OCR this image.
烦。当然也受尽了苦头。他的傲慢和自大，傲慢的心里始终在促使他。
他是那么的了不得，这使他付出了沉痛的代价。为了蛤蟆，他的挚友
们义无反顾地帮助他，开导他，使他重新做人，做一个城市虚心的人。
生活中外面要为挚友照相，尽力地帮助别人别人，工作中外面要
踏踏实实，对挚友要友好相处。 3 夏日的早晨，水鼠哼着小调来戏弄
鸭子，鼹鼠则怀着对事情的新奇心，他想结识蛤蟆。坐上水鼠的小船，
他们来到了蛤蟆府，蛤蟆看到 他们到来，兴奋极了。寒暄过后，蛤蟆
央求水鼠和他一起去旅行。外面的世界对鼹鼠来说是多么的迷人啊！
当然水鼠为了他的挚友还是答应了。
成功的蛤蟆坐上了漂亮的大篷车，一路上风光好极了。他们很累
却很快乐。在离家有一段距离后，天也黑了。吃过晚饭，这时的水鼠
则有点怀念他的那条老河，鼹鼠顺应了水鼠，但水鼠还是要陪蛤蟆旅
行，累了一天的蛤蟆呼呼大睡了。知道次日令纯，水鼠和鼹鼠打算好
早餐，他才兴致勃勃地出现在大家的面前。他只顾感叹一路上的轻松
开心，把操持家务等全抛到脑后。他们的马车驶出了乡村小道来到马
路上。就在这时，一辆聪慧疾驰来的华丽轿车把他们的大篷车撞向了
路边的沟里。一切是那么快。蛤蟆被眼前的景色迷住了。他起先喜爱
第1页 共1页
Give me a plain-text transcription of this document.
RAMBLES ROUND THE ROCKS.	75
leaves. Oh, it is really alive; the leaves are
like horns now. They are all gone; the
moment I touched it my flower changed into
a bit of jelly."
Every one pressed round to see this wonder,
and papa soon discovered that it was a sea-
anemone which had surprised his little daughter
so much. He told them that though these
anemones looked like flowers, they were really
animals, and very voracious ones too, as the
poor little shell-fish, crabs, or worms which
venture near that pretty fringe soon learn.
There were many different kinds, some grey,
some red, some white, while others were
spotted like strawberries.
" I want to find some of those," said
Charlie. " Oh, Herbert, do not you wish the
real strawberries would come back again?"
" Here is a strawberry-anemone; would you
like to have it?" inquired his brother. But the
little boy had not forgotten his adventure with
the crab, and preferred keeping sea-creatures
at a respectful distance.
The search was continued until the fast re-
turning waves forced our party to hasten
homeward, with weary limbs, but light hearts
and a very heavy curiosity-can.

----

Sift the material for lines with the string "that". Copy each one found.

and papa soon discovered that it was a sea-
so much. He told them that though these
venture near that pretty fringe soon learn.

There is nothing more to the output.